▶ _WHAT YOU ARE ASKED TO DO_: Give the count of lines that include the string "Indonesia". Add nothing to it.

----------------------------------------

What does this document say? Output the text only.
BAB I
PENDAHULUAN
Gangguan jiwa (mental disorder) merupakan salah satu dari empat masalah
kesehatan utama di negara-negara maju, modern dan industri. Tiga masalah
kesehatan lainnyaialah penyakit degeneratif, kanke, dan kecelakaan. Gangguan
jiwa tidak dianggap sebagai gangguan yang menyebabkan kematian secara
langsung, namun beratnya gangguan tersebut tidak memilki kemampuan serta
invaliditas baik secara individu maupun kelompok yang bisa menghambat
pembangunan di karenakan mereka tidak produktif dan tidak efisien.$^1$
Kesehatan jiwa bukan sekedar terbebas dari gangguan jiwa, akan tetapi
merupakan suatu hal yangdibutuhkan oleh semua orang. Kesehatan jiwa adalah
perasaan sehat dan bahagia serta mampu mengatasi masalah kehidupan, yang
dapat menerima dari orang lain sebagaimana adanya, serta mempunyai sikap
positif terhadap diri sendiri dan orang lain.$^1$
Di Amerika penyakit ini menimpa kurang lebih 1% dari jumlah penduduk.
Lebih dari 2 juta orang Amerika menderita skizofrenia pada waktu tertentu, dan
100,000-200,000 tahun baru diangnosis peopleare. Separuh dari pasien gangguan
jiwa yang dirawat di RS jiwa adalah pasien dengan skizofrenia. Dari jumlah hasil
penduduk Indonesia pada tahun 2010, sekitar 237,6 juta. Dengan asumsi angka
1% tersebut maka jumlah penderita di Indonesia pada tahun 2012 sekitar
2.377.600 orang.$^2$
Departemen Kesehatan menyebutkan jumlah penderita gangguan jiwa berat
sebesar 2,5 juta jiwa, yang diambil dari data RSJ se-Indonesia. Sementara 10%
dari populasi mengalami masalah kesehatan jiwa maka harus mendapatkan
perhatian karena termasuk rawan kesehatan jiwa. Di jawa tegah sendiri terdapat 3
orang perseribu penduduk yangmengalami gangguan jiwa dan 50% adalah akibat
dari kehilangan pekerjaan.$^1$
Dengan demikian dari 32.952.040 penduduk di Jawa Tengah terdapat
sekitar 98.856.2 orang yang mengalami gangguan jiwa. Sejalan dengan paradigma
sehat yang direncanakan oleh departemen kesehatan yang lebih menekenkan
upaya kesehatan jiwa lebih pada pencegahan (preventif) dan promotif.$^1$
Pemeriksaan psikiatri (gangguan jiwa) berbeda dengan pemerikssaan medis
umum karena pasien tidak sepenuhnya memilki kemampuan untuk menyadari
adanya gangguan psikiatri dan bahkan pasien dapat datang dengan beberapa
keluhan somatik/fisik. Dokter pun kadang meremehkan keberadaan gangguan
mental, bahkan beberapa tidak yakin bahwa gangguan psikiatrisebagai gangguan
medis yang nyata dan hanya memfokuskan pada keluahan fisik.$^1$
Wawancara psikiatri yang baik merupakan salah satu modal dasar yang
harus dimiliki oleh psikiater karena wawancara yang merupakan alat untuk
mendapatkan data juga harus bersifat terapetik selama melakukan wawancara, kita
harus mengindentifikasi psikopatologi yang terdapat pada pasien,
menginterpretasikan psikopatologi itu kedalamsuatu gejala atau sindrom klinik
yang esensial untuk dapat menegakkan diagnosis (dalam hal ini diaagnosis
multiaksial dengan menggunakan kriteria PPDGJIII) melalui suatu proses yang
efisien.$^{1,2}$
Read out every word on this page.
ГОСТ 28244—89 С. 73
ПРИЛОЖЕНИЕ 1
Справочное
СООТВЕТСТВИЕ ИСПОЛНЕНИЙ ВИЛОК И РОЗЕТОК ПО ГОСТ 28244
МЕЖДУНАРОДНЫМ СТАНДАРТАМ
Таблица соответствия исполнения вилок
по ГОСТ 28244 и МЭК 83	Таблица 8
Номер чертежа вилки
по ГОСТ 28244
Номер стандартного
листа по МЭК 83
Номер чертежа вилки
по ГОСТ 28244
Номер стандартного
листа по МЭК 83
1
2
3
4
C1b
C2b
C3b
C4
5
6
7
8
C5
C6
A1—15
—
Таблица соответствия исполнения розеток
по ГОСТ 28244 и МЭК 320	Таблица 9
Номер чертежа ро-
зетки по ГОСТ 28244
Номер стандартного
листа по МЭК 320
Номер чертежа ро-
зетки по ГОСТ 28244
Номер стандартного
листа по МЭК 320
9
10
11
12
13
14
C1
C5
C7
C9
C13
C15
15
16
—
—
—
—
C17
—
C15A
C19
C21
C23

----------------------------------------

▶ _ANSWER IN FULL_: 3